- Exercise objective
In your copy, leave out the pictures and repeat the entries below exactly.

- The data
⁂

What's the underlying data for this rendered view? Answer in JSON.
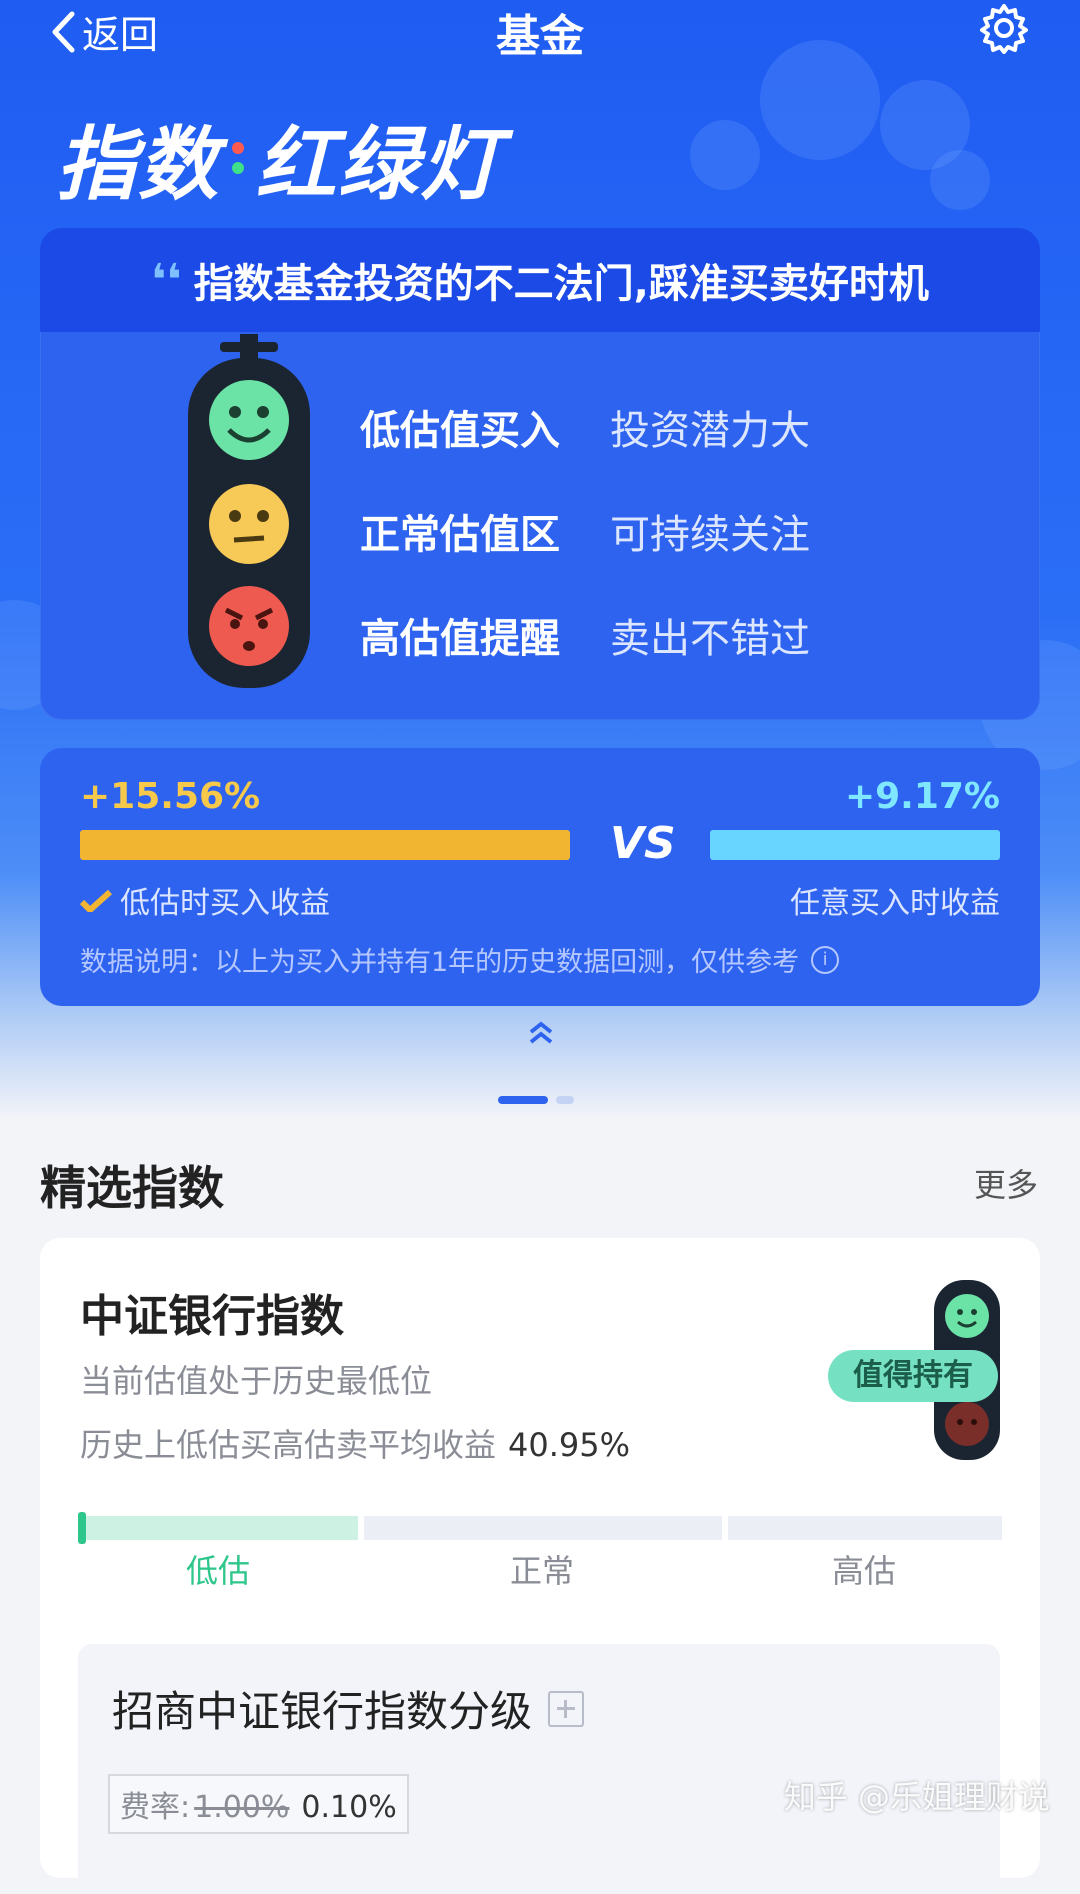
{
  "topbar": {
    "back_label": "返回",
    "title": "基金"
  },
  "hero": {
    "logo_left": "指数",
    "logo_right": "红绿灯",
    "slogan": "指数基金投资的不二法门,踩准买卖好时机",
    "rows": [
      {
        "label": "低估值买入",
        "desc": "投资潜力大"
      },
      {
        "label": "正常估值区",
        "desc": "可持续关注"
      },
      {
        "label": "高估值提醒",
        "desc": "卖出不错过"
      }
    ]
  },
  "compare": {
    "left_value": "+15.56%",
    "right_value": "+9.17%",
    "vs": "VS",
    "left_label": "低估时买入收益",
    "right_label": "任意买入时收益",
    "note": "数据说明：以上为买入并持有1年的历史数据回测，仅供参考",
    "info_icon": "i"
  },
  "section": {
    "title": "精选指数",
    "more": "更多"
  },
  "index_card": {
    "name": "中证银行指数",
    "subtitle": "当前估值处于历史最低位",
    "return_label": "历史上低估买高估卖平均收益",
    "return_value": "40.95%",
    "tag": "值得持有",
    "segments": [
      "低估",
      "正常",
      "高估"
    ],
    "current_segment": "低估"
  },
  "fund": {
    "name": "招商中证银行指数分级",
    "fee_label": "费率:",
    "fee_old": "1.00%",
    "fee_new": "0.10%"
  },
  "watermark": "知乎 @乐姐理财说",
  "colors": {
    "accent": "#2e63f0",
    "green": "#2ec68b",
    "yellow": "#f2b531",
    "cyan": "#67d5ff"
  }
}
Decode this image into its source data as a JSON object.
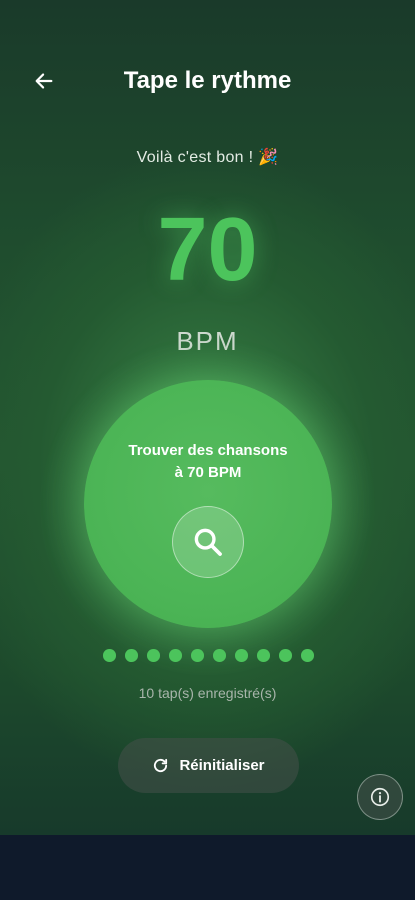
{
  "header": {
    "title": "Tape le rythme",
    "back_icon": "arrow-left-icon"
  },
  "status_message": "Voilà c'est bon ! 🎉",
  "bpm": {
    "value": "70",
    "unit": "BPM"
  },
  "tap_button": {
    "line1": "Trouver des chansons",
    "line2": "à 70 BPM",
    "icon": "search-icon"
  },
  "taps": {
    "recorded": 10,
    "label": "10 tap(s) enregistré(s)"
  },
  "reset_button": {
    "label": "Réinitialiser",
    "icon": "refresh-icon"
  },
  "info_button": {
    "icon": "info-icon"
  },
  "colors": {
    "accent": "#4cc45c",
    "circle": "#4cb556",
    "background": "#1f4d2e",
    "nav_bar": "#0f1a2b"
  }
}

⁂

- Completed task
What's the underlying data for this rendered view? Answer in JSON.
{
  "topbar": {
    "back_label": "返回",
    "title": "基金"
  },
  "hero": {
    "logo_left": "指数",
    "logo_right": "红绿灯",
    "slogan": "指数基金投资的不二法门,踩准买卖好时机",
    "rows": [
      {
        "label": "低估值买入",
        "desc": "投资潜力大"
      },
      {
        "label": "正常估值区",
        "desc": "可持续关注"
      },
      {
        "label": "高估值提醒",
        "desc": "卖出不错过"
      }
    ]
  },
  "compare": {
    "left_value": "+15.56%",
    "right_value": "+9.17%",
    "vs": "VS",
    "left_label": "低估时买入收益",
    "right_label": "任意买入时收益",
    "note": "数据说明：以上为买入并持有1年的历史数据回测，仅供参考",
    "info_icon": "i"
  },
  "section": {
    "title": "精选指数",
    "more": "更多"
  },
  "index_card": {
    "name": "中证银行指数",
    "subtitle": "当前估值处于历史最低位",
    "return_label": "历史上低估买高估卖平均收益",
    "return_value": "40.95%",
    "tag": "值得持有",
    "segments": [
      "低估",
      "正常",
      "高估"
    ],
    "current_segment": "低估"
  },
  "fund": {
    "name": "招商中证银行指数分级",
    "fee_label": "费率:",
    "fee_old": "1.00%",
    "fee_new": "0.10%"
  },
  "watermark": "知乎 @乐姐理财说",
  "colors": {
    "accent": "#2e63f0",
    "green": "#2ec68b",
    "yellow": "#f2b531",
    "cyan": "#67d5ff"
  }
}
Decode this image into its source data as a JSON object.
{
  "header": {
    "title": "Tape le rythme",
    "back_icon": "arrow-left-icon"
  },
  "status_message": "Voilà c'est bon ! 🎉",
  "bpm": {
    "value": "70",
    "unit": "BPM"
  },
  "tap_button": {
    "line1": "Trouver des chansons",
    "line2": "à 70 BPM",
    "icon": "search-icon"
  },
  "taps": {
    "recorded": 10,
    "label": "10 tap(s) enregistré(s)"
  },
  "reset_button": {
    "label": "Réinitialiser",
    "icon": "refresh-icon"
  },
  "info_button": {
    "icon": "info-icon"
  },
  "colors": {
    "accent": "#4cc45c",
    "circle": "#4cb556",
    "background": "#1f4d2e",
    "nav_bar": "#0f1a2b"
  }
}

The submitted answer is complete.